▶ _GOAL OF THE EXERCISE_: Reproduce each of the following items verbatim, line by line.

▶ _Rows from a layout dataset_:
- - -

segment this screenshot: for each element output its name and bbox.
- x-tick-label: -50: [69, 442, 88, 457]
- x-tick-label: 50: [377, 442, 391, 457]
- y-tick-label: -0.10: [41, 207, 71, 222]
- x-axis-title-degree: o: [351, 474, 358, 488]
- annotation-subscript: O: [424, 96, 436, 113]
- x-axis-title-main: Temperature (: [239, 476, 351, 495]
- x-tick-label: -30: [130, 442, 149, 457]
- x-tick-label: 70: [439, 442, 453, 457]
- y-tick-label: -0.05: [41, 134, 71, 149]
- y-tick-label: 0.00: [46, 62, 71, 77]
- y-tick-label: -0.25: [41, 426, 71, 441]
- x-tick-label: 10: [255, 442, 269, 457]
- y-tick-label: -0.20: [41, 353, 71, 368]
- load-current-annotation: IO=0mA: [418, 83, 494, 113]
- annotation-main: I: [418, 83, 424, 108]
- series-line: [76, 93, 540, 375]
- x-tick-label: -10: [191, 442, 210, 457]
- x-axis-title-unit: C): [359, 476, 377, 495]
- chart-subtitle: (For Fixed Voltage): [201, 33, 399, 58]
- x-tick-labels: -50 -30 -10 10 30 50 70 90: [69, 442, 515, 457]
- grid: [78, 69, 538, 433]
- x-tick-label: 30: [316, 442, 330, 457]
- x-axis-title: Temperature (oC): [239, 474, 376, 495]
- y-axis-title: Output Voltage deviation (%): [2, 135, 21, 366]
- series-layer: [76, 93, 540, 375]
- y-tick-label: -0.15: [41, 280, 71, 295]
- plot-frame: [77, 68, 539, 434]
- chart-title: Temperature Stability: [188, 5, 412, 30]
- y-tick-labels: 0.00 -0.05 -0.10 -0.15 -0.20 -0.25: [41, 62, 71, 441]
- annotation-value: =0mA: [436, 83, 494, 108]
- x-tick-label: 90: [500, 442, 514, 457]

- - -

▶ _SOLUTION TO THIS EXERCISE_:
segment this screenshot: for each element output its name and bbox.
- x-tick-label: -50: [69, 442, 88, 457]
- x-tick-label: 50: [377, 442, 391, 457]
- y-tick-label: -0.10: [41, 207, 71, 222]
- x-axis-title-degree: o: [351, 474, 358, 488]
- annotation-subscript: O: [424, 96, 436, 113]
- x-axis-title-main: Temperature (: [239, 476, 351, 495]
- x-tick-label: -30: [130, 442, 149, 457]
- x-tick-label: 70: [439, 442, 453, 457]
- y-tick-label: -0.05: [41, 134, 71, 149]
- y-tick-label: 0.00: [46, 62, 71, 77]
- y-tick-label: -0.25: [41, 426, 71, 441]
- x-tick-label: 10: [255, 442, 269, 457]
- y-tick-label: -0.20: [41, 353, 71, 368]
- load-current-annotation: IO=0mA: [418, 83, 494, 113]
- annotation-main: I: [418, 83, 424, 108]
- series-line: [76, 93, 540, 375]
- x-tick-label: -10: [191, 442, 210, 457]
- x-axis-title-unit: C): [359, 476, 377, 495]
- chart-subtitle: (For Fixed Voltage): [201, 33, 399, 58]
- x-tick-labels: -50 -30 -10 10 30 50 70 90: [69, 442, 515, 457]
- grid: [78, 69, 538, 433]
- x-tick-label: 30: [316, 442, 330, 457]
- x-axis-title: Temperature (oC): [239, 474, 376, 495]
- y-axis-title: Output Voltage deviation (%): [2, 135, 21, 366]
- series-layer: [76, 93, 540, 375]
- y-tick-label: -0.15: [41, 280, 71, 295]
- plot-frame: [77, 68, 539, 434]
- chart-title: Temperature Stability: [188, 5, 412, 30]
- y-tick-labels: 0.00 -0.05 -0.10 -0.15 -0.20 -0.25: [41, 62, 71, 441]
- annotation-value: =0mA: [436, 83, 494, 108]
- x-tick-label: 90: [500, 442, 514, 457]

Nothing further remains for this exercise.